> _Supplied information_
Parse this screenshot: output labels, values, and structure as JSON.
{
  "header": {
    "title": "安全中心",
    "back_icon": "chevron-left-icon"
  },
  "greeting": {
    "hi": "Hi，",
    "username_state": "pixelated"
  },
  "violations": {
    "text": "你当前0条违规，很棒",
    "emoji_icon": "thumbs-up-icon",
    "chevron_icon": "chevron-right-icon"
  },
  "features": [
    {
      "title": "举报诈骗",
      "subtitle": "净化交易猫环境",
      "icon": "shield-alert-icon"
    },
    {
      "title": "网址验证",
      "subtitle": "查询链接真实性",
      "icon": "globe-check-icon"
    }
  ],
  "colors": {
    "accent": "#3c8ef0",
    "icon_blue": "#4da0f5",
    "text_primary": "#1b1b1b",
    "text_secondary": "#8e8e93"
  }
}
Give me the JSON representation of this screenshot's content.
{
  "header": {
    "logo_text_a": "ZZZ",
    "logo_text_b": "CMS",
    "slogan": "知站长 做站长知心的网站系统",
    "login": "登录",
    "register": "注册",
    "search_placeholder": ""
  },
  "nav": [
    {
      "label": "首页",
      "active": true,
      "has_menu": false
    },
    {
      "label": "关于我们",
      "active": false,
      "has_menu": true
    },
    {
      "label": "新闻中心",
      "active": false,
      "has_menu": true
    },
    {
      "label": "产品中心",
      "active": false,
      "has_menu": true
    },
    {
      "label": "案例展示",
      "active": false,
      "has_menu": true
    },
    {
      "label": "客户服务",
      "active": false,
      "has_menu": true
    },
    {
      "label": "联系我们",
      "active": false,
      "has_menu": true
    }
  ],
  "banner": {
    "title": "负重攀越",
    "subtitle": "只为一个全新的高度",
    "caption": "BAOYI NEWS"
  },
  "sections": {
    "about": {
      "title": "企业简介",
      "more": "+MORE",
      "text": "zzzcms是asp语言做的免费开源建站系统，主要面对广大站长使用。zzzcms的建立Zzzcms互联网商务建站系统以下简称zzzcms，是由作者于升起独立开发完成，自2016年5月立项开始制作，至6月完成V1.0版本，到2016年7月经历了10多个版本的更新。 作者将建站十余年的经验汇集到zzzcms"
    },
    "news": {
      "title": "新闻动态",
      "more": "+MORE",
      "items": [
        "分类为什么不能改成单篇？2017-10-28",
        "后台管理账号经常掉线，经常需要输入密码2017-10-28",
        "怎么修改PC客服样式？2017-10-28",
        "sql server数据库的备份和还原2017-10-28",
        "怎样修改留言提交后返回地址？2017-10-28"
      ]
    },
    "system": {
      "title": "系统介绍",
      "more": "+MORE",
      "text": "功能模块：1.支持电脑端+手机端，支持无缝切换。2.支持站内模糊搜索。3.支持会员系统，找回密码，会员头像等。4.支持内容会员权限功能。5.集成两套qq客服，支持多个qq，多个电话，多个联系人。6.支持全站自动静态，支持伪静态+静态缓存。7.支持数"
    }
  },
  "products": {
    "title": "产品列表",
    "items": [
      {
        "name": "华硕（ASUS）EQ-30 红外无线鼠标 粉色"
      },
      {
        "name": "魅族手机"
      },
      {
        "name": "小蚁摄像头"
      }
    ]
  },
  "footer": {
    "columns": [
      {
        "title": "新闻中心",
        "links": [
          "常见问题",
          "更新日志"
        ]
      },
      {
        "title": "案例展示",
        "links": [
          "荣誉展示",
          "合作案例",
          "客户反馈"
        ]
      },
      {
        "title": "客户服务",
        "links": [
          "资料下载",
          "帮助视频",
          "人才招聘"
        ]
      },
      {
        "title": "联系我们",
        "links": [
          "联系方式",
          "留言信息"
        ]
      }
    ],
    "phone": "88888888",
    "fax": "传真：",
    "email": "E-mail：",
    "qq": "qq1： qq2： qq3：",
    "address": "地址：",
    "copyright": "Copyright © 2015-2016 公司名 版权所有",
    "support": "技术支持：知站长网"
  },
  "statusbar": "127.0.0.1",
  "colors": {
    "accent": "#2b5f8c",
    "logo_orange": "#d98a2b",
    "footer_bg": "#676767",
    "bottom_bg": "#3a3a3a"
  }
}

> _Exercise_
Gather from the entries above all lines that include the string "screenshot".

> _Output below_
Parse this screenshot: output labels, values, and structure as JSON.
Give me the JSON representation of this screenshot's content.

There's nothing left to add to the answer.